**Exercise details:** In full and without alteration, repeat the material.

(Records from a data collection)
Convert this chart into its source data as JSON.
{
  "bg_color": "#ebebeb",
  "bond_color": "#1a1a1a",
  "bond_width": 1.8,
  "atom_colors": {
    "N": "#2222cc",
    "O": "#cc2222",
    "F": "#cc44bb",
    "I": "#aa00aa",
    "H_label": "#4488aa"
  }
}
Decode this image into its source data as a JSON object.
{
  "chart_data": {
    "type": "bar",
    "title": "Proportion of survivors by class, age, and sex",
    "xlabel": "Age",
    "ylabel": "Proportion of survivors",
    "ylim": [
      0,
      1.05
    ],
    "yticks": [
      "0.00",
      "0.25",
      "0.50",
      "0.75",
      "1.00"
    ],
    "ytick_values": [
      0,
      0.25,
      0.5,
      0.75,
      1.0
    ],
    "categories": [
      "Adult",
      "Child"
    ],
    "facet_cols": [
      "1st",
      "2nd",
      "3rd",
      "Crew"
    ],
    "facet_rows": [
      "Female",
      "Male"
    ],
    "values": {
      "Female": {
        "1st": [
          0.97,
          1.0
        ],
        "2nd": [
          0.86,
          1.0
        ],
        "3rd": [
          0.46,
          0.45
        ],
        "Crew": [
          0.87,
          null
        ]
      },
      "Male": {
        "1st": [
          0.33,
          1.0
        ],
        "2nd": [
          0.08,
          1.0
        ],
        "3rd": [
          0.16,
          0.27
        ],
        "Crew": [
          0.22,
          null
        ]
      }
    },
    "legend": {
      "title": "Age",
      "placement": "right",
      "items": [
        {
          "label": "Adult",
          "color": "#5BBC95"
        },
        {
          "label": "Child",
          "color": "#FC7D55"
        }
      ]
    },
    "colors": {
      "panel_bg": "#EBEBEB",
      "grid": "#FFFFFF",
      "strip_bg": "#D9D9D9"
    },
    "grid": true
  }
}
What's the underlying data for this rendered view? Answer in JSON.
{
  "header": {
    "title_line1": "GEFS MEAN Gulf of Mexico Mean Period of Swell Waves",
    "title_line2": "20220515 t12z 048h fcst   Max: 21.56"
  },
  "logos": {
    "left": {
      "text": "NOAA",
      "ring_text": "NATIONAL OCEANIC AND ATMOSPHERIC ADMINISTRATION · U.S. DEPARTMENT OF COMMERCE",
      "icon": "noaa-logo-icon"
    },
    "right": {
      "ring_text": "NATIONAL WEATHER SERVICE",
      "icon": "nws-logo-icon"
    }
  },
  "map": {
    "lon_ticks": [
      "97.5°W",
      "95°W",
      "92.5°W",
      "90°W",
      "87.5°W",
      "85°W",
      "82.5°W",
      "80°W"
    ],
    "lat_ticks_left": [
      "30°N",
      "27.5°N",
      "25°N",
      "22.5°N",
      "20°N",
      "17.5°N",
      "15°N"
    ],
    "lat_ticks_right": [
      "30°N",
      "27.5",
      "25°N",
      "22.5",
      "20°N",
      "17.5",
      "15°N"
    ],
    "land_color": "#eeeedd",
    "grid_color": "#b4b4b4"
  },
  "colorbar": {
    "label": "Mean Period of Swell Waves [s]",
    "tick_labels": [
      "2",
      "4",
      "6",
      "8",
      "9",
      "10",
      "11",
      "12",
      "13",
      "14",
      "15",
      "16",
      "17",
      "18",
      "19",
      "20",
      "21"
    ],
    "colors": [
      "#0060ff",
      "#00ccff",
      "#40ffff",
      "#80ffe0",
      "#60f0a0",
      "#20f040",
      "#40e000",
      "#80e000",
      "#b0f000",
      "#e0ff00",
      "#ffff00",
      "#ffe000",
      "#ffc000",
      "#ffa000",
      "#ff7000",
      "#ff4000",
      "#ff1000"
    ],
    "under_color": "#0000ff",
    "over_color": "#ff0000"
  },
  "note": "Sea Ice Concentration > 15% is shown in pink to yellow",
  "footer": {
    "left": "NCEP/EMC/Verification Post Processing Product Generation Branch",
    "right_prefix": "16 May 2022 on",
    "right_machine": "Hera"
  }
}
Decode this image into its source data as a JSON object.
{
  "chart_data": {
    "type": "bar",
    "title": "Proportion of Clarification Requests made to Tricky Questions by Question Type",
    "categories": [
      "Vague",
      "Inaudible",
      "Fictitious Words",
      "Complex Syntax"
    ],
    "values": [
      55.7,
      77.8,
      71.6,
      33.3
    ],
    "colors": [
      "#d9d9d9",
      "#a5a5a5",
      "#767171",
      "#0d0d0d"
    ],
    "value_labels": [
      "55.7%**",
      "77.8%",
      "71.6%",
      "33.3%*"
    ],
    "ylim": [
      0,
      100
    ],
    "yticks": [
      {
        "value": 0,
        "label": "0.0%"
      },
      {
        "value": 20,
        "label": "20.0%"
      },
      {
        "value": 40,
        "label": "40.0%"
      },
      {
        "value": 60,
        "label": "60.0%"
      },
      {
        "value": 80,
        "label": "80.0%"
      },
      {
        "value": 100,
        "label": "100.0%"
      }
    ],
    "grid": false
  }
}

**The completed task:**
Convert this chart into its source data as JSON.
{
  "bg_color": "#ebebeb",
  "bond_color": "#1a1a1a",
  "bond_width": 1.8,
  "atom_colors": {
    "N": "#2222cc",
    "O": "#cc2222",
    "F": "#cc44bb",
    "I": "#aa00aa",
    "H_label": "#4488aa"
  }
}
Decode this image into its source data as a JSON object.
{
  "chart_data": {
    "type": "bar",
    "title": "Proportion of survivors by class, age, and sex",
    "xlabel": "Age",
    "ylabel": "Proportion of survivors",
    "ylim": [
      0,
      1.05
    ],
    "yticks": [
      "0.00",
      "0.25",
      "0.50",
      "0.75",
      "1.00"
    ],
    "ytick_values": [
      0,
      0.25,
      0.5,
      0.75,
      1.0
    ],
    "categories": [
      "Adult",
      "Child"
    ],
    "facet_cols": [
      "1st",
      "2nd",
      "3rd",
      "Crew"
    ],
    "facet_rows": [
      "Female",
      "Male"
    ],
    "values": {
      "Female": {
        "1st": [
          0.97,
          1.0
        ],
        "2nd": [
          0.86,
          1.0
        ],
        "3rd": [
          0.46,
          0.45
        ],
        "Crew": [
          0.87,
          null
        ]
      },
      "Male": {
        "1st": [
          0.33,
          1.0
        ],
        "2nd": [
          0.08,
          1.0
        ],
        "3rd": [
          0.16,
          0.27
        ],
        "Crew": [
          0.22,
          null
        ]
      }
    },
    "legend": {
      "title": "Age",
      "placement": "right",
      "items": [
        {
          "label": "Adult",
          "color": "#5BBC95"
        },
        {
          "label": "Child",
          "color": "#FC7D55"
        }
      ]
    },
    "colors": {
      "panel_bg": "#EBEBEB",
      "grid": "#FFFFFF",
      "strip_bg": "#D9D9D9"
    },
    "grid": true
  }
}
What's the underlying data for this rendered view? Answer in JSON.
{
  "header": {
    "title_line1": "GEFS MEAN Gulf of Mexico Mean Period of Swell Waves",
    "title_line2": "20220515 t12z 048h fcst   Max: 21.56"
  },
  "logos": {
    "left": {
      "text": "NOAA",
      "ring_text": "NATIONAL OCEANIC AND ATMOSPHERIC ADMINISTRATION · U.S. DEPARTMENT OF COMMERCE",
      "icon": "noaa-logo-icon"
    },
    "right": {
      "ring_text": "NATIONAL WEATHER SERVICE",
      "icon": "nws-logo-icon"
    }
  },
  "map": {
    "lon_ticks": [
      "97.5°W",
      "95°W",
      "92.5°W",
      "90°W",
      "87.5°W",
      "85°W",
      "82.5°W",
      "80°W"
    ],
    "lat_ticks_left": [
      "30°N",
      "27.5°N",
      "25°N",
      "22.5°N",
      "20°N",
      "17.5°N",
      "15°N"
    ],
    "lat_ticks_right": [
      "30°N",
      "27.5",
      "25°N",
      "22.5",
      "20°N",
      "17.5",
      "15°N"
    ],
    "land_color": "#eeeedd",
    "grid_color": "#b4b4b4"
  },
  "colorbar": {
    "label": "Mean Period of Swell Waves [s]",
    "tick_labels": [
      "2",
      "4",
      "6",
      "8",
      "9",
      "10",
      "11",
      "12",
      "13",
      "14",
      "15",
      "16",
      "17",
      "18",
      "19",
      "20",
      "21"
    ],
    "colors": [
      "#0060ff",
      "#00ccff",
      "#40ffff",
      "#80ffe0",
      "#60f0a0",
      "#20f040",
      "#40e000",
      "#80e000",
      "#b0f000",
      "#e0ff00",
      "#ffff00",
      "#ffe000",
      "#ffc000",
      "#ffa000",
      "#ff7000",
      "#ff4000",
      "#ff1000"
    ],
    "under_color": "#0000ff",
    "over_color": "#ff0000"
  },
  "note": "Sea Ice Concentration > 15% is shown in pink to yellow",
  "footer": {
    "left": "NCEP/EMC/Verification Post Processing Product Generation Branch",
    "right_prefix": "16 May 2022 on",
    "right_machine": "Hera"
  }
}
Decode this image into its source data as a JSON object.
{
  "chart_data": {
    "type": "bar",
    "title": "Proportion of Clarification Requests made to Tricky Questions by Question Type",
    "categories": [
      "Vague",
      "Inaudible",
      "Fictitious Words",
      "Complex Syntax"
    ],
    "values": [
      55.7,
      77.8,
      71.6,
      33.3
    ],
    "colors": [
      "#d9d9d9",
      "#a5a5a5",
      "#767171",
      "#0d0d0d"
    ],
    "value_labels": [
      "55.7%**",
      "77.8%",
      "71.6%",
      "33.3%*"
    ],
    "ylim": [
      0,
      100
    ],
    "yticks": [
      {
        "value": 0,
        "label": "0.0%"
      },
      {
        "value": 20,
        "label": "20.0%"
      },
      {
        "value": 40,
        "label": "40.0%"
      },
      {
        "value": 60,
        "label": "60.0%"
      },
      {
        "value": 80,
        "label": "80.0%"
      },
      {
        "value": 100,
        "label": "100.0%"
      }
    ],
    "grid": false
  }
}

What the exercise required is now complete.